++++ Dataset records ++++
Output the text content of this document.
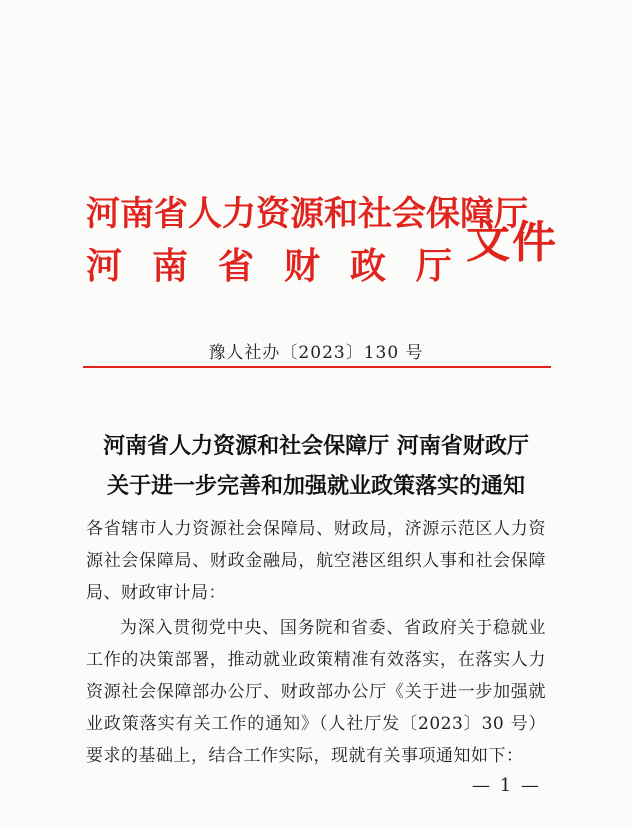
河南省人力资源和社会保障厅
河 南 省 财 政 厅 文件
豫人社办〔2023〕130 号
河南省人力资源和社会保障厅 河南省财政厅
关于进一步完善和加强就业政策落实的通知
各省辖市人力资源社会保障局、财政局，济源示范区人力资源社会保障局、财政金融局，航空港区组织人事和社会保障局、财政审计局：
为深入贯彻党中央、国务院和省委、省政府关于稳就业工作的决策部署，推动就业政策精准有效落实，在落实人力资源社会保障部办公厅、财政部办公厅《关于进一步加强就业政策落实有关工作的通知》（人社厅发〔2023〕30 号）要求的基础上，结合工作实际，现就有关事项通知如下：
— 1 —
++++
- _Exercise goal_
Images must not appear in the copy; reproduce everything else in the records verbatim.

- _The answer_
Output the text content of this document.
河南省人力资源和社会保障厅
河 南 省 财 政 厅 文件
豫人社办〔2023〕130 号
河南省人力资源和社会保障厅 河南省财政厅
关于进一步完善和加强就业政策落实的通知
各省辖市人力资源社会保障局、财政局，济源示范区人力资源社会保障局、财政金融局，航空港区组织人事和社会保障局、财政审计局：
为深入贯彻党中央、国务院和省委、省政府关于稳就业工作的决策部署，推动就业政策精准有效落实，在落实人力资源社会保障部办公厅、财政部办公厅《关于进一步加强就业政策落实有关工作的通知》（人社厅发〔2023〕30 号）要求的基础上，结合工作实际，现就有关事项通知如下：
— 1 —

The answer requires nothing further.